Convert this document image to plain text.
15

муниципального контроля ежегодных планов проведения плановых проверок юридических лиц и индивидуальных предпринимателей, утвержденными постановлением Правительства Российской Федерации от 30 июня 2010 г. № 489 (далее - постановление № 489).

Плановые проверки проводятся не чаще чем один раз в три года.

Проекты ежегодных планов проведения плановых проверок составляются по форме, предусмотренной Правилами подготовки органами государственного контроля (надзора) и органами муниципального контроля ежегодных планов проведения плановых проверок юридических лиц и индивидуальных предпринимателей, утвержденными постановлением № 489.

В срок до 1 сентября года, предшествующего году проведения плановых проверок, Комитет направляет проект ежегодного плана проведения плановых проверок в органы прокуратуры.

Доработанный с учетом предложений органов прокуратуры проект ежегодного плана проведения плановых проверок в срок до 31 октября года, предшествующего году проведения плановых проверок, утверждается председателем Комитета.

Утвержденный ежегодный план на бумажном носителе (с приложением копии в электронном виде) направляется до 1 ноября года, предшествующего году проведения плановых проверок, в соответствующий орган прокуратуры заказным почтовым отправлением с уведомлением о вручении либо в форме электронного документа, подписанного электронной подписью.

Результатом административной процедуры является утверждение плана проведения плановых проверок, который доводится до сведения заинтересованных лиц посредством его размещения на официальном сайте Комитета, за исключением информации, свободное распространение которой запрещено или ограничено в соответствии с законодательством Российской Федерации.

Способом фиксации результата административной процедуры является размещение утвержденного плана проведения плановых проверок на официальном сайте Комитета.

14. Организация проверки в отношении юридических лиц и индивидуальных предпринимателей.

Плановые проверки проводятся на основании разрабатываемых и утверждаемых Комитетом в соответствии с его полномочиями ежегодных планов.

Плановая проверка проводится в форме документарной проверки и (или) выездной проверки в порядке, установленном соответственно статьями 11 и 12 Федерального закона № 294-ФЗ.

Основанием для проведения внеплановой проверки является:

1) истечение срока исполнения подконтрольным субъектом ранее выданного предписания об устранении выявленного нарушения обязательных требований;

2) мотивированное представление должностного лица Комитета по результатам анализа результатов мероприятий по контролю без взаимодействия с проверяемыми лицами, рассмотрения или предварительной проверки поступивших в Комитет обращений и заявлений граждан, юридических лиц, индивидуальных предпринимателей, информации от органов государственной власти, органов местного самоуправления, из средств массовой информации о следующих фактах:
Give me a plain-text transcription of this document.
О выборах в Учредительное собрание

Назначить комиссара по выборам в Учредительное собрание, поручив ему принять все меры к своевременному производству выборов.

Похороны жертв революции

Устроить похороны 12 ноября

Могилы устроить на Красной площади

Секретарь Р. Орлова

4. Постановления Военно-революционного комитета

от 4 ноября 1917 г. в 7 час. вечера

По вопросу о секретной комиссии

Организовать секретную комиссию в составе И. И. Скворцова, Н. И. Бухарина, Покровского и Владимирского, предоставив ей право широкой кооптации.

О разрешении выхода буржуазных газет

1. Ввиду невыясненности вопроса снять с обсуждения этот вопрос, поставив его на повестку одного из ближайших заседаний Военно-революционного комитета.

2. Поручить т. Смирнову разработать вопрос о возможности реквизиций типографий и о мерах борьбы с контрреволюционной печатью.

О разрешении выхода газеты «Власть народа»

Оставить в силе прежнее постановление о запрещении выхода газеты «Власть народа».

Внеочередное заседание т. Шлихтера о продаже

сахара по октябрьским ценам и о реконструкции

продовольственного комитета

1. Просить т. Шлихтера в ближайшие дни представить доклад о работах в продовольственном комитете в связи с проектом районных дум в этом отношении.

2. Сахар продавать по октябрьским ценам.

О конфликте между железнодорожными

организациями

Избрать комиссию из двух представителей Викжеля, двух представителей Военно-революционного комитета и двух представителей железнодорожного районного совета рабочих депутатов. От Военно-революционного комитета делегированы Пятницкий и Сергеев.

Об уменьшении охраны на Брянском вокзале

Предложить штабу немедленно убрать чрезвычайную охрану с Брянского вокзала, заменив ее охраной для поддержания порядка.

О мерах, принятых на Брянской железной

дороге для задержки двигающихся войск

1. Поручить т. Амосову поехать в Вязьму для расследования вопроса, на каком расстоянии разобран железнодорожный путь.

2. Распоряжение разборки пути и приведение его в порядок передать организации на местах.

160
^^^^^^^^^^^^^^^^
Task brief: Return the whole listing exactly.

Full output:
Convert this document image to plain text.
15

муниципального контроля ежегодных планов проведения плановых проверок юридических лиц и индивидуальных предпринимателей, утвержденными постановлением Правительства Российской Федерации от 30 июня 2010 г. № 489 (далее - постановление № 489).

Плановые проверки проводятся не чаще чем один раз в три года.

Проекты ежегодных планов проведения плановых проверок составляются по форме, предусмотренной Правилами подготовки органами государственного контроля (надзора) и органами муниципального контроля ежегодных планов проведения плановых проверок юридических лиц и индивидуальных предпринимателей, утвержденными постановлением № 489.

В срок до 1 сентября года, предшествующего году проведения плановых проверок, Комитет направляет проект ежегодного плана проведения плановых проверок в органы прокуратуры.

Доработанный с учетом предложений органов прокуратуры проект ежегодного плана проведения плановых проверок в срок до 31 октября года, предшествующего году проведения плановых проверок, утверждается председателем Комитета.

Утвержденный ежегодный план на бумажном носителе (с приложением копии в электронном виде) направляется до 1 ноября года, предшествующего году проведения плановых проверок, в соответствующий орган прокуратуры заказным почтовым отправлением с уведомлением о вручении либо в форме электронного документа, подписанного электронной подписью.

Результатом административной процедуры является утверждение плана проведения плановых проверок, который доводится до сведения заинтересованных лиц посредством его размещения на официальном сайте Комитета, за исключением информации, свободное распространение которой запрещено или ограничено в соответствии с законодательством Российской Федерации.

Способом фиксации результата административной процедуры является размещение утвержденного плана проведения плановых проверок на официальном сайте Комитета.

14. Организация проверки в отношении юридических лиц и индивидуальных предпринимателей.

Плановые проверки проводятся на основании разрабатываемых и утверждаемых Комитетом в соответствии с его полномочиями ежегодных планов.

Плановая проверка проводится в форме документарной проверки и (или) выездной проверки в порядке, установленном соответственно статьями 11 и 12 Федерального закона № 294-ФЗ.

Основанием для проведения внеплановой проверки является:

1) истечение срока исполнения подконтрольным субъектом ранее выданного предписания об устранении выявленного нарушения обязательных требований;

2) мотивированное представление должностного лица Комитета по результатам анализа результатов мероприятий по контролю без взаимодействия с проверяемыми лицами, рассмотрения или предварительной проверки поступивших в Комитет обращений и заявлений граждан, юридических лиц, индивидуальных предпринимателей, информации от органов государственной власти, органов местного самоуправления, из средств массовой информации о следующих фактах:
Give me a plain-text transcription of this document.
О выборах в Учредительное собрание

Назначить комиссара по выборам в Учредительное собрание, поручив ему принять все меры к своевременному производству выборов.

Похороны жертв революции

Устроить похороны 12 ноября

Могилы устроить на Красной площади

Секретарь Р. Орлова

4. Постановления Военно-революционного комитета

от 4 ноября 1917 г. в 7 час. вечера

По вопросу о секретной комиссии

Организовать секретную комиссию в составе И. И. Скворцова, Н. И. Бухарина, Покровского и Владимирского, предоставив ей право широкой кооптации.

О разрешении выхода буржуазных газет

1. Ввиду невыясненности вопроса снять с обсуждения этот вопрос, поставив его на повестку одного из ближайших заседаний Военно-революционного комитета.

2. Поручить т. Смирнову разработать вопрос о возможности реквизиций типографий и о мерах борьбы с контрреволюционной печатью.

О разрешении выхода газеты «Власть народа»

Оставить в силе прежнее постановление о запрещении выхода газеты «Власть народа».

Внеочередное заседание т. Шлихтера о продаже

сахара по октябрьским ценам и о реконструкции

продовольственного комитета

1. Просить т. Шлихтера в ближайшие дни представить доклад о работах в продовольственном комитете в связи с проектом районных дум в этом отношении.

2. Сахар продавать по октябрьским ценам.

О конфликте между железнодорожными

организациями

Избрать комиссию из двух представителей Викжеля, двух представителей Военно-революционного комитета и двух представителей железнодорожного районного совета рабочих депутатов. От Военно-революционного комитета делегированы Пятницкий и Сергеев.

Об уменьшении охраны на Брянском вокзале

Предложить штабу немедленно убрать чрезвычайную охрану с Брянского вокзала, заменив ее охраной для поддержания порядка.

О мерах, принятых на Брянской железной

дороге для задержки двигающихся войск

1. Поручить т. Амосову поехать в Вязьму для расследования вопроса, на каком расстоянии разобран железнодорожный путь.

2. Распоряжение разборки пути и приведение его в порядок передать организации на местах.

160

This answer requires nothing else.